---------- Material to process ----------

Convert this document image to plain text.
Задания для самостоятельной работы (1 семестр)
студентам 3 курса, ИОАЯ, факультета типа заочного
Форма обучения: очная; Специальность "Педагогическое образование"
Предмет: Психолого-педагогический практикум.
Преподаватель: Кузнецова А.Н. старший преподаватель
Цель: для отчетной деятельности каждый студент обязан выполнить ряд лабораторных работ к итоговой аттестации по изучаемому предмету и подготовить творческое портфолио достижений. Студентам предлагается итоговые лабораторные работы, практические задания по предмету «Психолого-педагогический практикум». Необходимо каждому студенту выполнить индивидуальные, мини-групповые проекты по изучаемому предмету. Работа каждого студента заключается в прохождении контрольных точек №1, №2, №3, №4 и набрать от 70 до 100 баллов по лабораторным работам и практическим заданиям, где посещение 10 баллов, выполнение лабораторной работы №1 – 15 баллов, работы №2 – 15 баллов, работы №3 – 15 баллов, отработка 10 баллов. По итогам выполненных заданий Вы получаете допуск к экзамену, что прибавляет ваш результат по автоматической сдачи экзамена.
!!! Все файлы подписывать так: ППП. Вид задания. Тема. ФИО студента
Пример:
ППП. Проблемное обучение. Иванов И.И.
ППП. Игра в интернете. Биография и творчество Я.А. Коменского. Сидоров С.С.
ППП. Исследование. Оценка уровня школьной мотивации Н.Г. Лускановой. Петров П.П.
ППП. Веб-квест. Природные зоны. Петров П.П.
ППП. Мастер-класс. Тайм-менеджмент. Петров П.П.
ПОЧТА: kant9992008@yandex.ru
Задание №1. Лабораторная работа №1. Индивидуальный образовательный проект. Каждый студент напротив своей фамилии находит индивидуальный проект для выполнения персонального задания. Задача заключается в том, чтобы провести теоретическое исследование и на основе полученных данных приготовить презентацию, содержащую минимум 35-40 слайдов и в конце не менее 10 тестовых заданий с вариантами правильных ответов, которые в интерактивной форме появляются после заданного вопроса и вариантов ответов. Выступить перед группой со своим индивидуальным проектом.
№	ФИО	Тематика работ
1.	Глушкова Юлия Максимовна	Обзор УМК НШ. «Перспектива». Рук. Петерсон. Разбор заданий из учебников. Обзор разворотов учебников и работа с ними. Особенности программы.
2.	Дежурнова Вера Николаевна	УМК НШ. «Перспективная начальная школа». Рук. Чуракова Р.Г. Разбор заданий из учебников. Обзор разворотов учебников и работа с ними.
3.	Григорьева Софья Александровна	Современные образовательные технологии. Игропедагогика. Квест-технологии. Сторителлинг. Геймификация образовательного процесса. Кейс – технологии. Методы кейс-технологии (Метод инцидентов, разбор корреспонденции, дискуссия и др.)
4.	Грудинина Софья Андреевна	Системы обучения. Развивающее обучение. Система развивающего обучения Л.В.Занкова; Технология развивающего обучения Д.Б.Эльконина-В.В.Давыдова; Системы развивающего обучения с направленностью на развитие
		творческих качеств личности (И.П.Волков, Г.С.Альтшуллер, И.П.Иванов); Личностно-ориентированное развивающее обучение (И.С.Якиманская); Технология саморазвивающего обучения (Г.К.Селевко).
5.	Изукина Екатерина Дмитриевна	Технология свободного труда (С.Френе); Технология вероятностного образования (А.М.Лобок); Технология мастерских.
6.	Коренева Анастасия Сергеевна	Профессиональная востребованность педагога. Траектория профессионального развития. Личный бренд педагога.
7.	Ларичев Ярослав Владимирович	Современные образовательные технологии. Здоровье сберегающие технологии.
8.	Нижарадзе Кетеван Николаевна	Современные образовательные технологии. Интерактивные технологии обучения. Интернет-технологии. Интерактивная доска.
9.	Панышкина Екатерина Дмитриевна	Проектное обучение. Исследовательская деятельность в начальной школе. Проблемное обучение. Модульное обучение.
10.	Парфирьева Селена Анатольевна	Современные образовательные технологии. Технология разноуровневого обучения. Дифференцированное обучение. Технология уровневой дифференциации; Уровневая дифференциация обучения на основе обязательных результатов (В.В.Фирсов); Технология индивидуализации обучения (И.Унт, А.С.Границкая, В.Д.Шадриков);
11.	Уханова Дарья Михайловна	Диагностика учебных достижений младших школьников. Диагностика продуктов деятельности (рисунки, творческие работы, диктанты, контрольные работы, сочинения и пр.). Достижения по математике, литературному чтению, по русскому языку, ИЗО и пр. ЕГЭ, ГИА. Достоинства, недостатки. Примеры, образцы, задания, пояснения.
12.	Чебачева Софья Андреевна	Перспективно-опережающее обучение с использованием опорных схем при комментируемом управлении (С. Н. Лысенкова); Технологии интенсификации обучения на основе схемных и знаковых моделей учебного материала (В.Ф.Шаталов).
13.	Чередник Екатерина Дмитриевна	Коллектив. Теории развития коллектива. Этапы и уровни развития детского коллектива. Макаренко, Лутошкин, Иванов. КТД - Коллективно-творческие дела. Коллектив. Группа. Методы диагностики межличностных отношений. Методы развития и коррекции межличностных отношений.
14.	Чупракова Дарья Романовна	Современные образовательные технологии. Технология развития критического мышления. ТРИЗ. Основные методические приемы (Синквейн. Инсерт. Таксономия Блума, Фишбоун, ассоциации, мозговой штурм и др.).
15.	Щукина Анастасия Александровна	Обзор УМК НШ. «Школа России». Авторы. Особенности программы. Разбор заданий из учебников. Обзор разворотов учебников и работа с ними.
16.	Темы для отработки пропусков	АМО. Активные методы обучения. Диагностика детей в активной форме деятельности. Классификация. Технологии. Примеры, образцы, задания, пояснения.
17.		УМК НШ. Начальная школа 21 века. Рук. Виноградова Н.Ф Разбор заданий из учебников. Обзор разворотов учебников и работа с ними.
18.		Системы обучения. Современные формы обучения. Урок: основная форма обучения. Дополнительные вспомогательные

----------

--- Aim of the task ---
Would you reproduce all the entries exactly?

--- Solution to the problem ---
Convert this document image to plain text.
Задания для самостоятельной работы (1 семестр)
студентам 3 курса, ИОАЯ, факультета типа заочного
Форма обучения: очная; Специальность "Педагогическое образование"
Предмет: Психолого-педагогический практикум.
Преподаватель: Кузнецова А.Н. старший преподаватель
Цель: для отчетной деятельности каждый студент обязан выполнить ряд лабораторных работ к итоговой аттестации по изучаемому предмету и подготовить творческое портфолио достижений. Студентам предлагается итоговые лабораторные работы, практические задания по предмету «Психолого-педагогический практикум». Необходимо каждому студенту выполнить индивидуальные, мини-групповые проекты по изучаемому предмету. Работа каждого студента заключается в прохождении контрольных точек №1, №2, №3, №4 и набрать от 70 до 100 баллов по лабораторным работам и практическим заданиям, где посещение 10 баллов, выполнение лабораторной работы №1 – 15 баллов, работы №2 – 15 баллов, работы №3 – 15 баллов, отработка 10 баллов. По итогам выполненных заданий Вы получаете допуск к экзамену, что прибавляет ваш результат по автоматической сдачи экзамена.
!!! Все файлы подписывать так: ППП. Вид задания. Тема. ФИО студента
Пример:
ППП. Проблемное обучение. Иванов И.И.
ППП. Игра в интернете. Биография и творчество Я.А. Коменского. Сидоров С.С.
ППП. Исследование. Оценка уровня школьной мотивации Н.Г. Лускановой. Петров П.П.
ППП. Веб-квест. Природные зоны. Петров П.П.
ППП. Мастер-класс. Тайм-менеджмент. Петров П.П.
ПОЧТА: kant9992008@yandex.ru
Задание №1. Лабораторная работа №1. Индивидуальный образовательный проект. Каждый студент напротив своей фамилии находит индивидуальный проект для выполнения персонального задания. Задача заключается в том, чтобы провести теоретическое исследование и на основе полученных данных приготовить презентацию, содержащую минимум 35-40 слайдов и в конце не менее 10 тестовых заданий с вариантами правильных ответов, которые в интерактивной форме появляются после заданного вопроса и вариантов ответов. Выступить перед группой со своим индивидуальным проектом.
№	ФИО	Тематика работ
1.	Глушкова Юлия Максимовна	Обзор УМК НШ. «Перспектива». Рук. Петерсон. Разбор заданий из учебников. Обзор разворотов учебников и работа с ними. Особенности программы.
2.	Дежурнова Вера Николаевна	УМК НШ. «Перспективная начальная школа». Рук. Чуракова Р.Г. Разбор заданий из учебников. Обзор разворотов учебников и работа с ними.
3.	Григорьева Софья Александровна	Современные образовательные технологии. Игропедагогика. Квест-технологии. Сторителлинг. Геймификация образовательного процесса. Кейс – технологии. Методы кейс-технологии (Метод инцидентов, разбор корреспонденции, дискуссия и др.)
4.	Грудинина Софья Андреевна	Системы обучения. Развивающее обучение. Система развивающего обучения Л.В.Занкова; Технология развивающего обучения Д.Б.Эльконина-В.В.Давыдова; Системы развивающего обучения с направленностью на развитие
		творческих качеств личности (И.П.Волков, Г.С.Альтшуллер, И.П.Иванов); Личностно-ориентированное развивающее обучение (И.С.Якиманская); Технология саморазвивающего обучения (Г.К.Селевко).
5.	Изукина Екатерина Дмитриевна	Технология свободного труда (С.Френе); Технология вероятностного образования (А.М.Лобок); Технология мастерских.
6.	Коренева Анастасия Сергеевна	Профессиональная востребованность педагога. Траектория профессионального развития. Личный бренд педагога.
7.	Ларичев Ярослав Владимирович	Современные образовательные технологии. Здоровье сберегающие технологии.
8.	Нижарадзе Кетеван Николаевна	Современные образовательные технологии. Интерактивные технологии обучения. Интернет-технологии. Интерактивная доска.
9.	Панышкина Екатерина Дмитриевна	Проектное обучение. Исследовательская деятельность в начальной школе. Проблемное обучение. Модульное обучение.
10.	Парфирьева Селена Анатольевна	Современные образовательные технологии. Технология разноуровневого обучения. Дифференцированное обучение. Технология уровневой дифференциации; Уровневая дифференциация обучения на основе обязательных результатов (В.В.Фирсов); Технология индивидуализации обучения (И.Унт, А.С.Границкая, В.Д.Шадриков);
11.	Уханова Дарья Михайловна	Диагностика учебных достижений младших школьников. Диагностика продуктов деятельности (рисунки, творческие работы, диктанты, контрольные работы, сочинения и пр.). Достижения по математике, литературному чтению, по русскому языку, ИЗО и пр. ЕГЭ, ГИА. Достоинства, недостатки. Примеры, образцы, задания, пояснения.
12.	Чебачева Софья Андреевна	Перспективно-опережающее обучение с использованием опорных схем при комментируемом управлении (С. Н. Лысенкова); Технологии интенсификации обучения на основе схемных и знаковых моделей учебного материала (В.Ф.Шаталов).
13.	Чередник Екатерина Дмитриевна	Коллектив. Теории развития коллектива. Этапы и уровни развития детского коллектива. Макаренко, Лутошкин, Иванов. КТД - Коллективно-творческие дела. Коллектив. Группа. Методы диагностики межличностных отношений. Методы развития и коррекции межличностных отношений.
14.	Чупракова Дарья Романовна	Современные образовательные технологии. Технология развития критического мышления. ТРИЗ. Основные методические приемы (Синквейн. Инсерт. Таксономия Блума, Фишбоун, ассоциации, мозговой штурм и др.).
15.	Щукина Анастасия Александровна	Обзор УМК НШ. «Школа России». Авторы. Особенности программы. Разбор заданий из учебников. Обзор разворотов учебников и работа с ними.
16.	Темы для отработки пропусков	АМО. Активные методы обучения. Диагностика детей в активной форме деятельности. Классификация. Технологии. Примеры, образцы, задания, пояснения.
17.		УМК НШ. Начальная школа 21 века. Рук. Виноградова Н.Ф Разбор заданий из учебников. Обзор разворотов учебников и работа с ними.
18.		Системы обучения. Современные формы обучения. Урок: основная форма обучения. Дополнительные вспомогательные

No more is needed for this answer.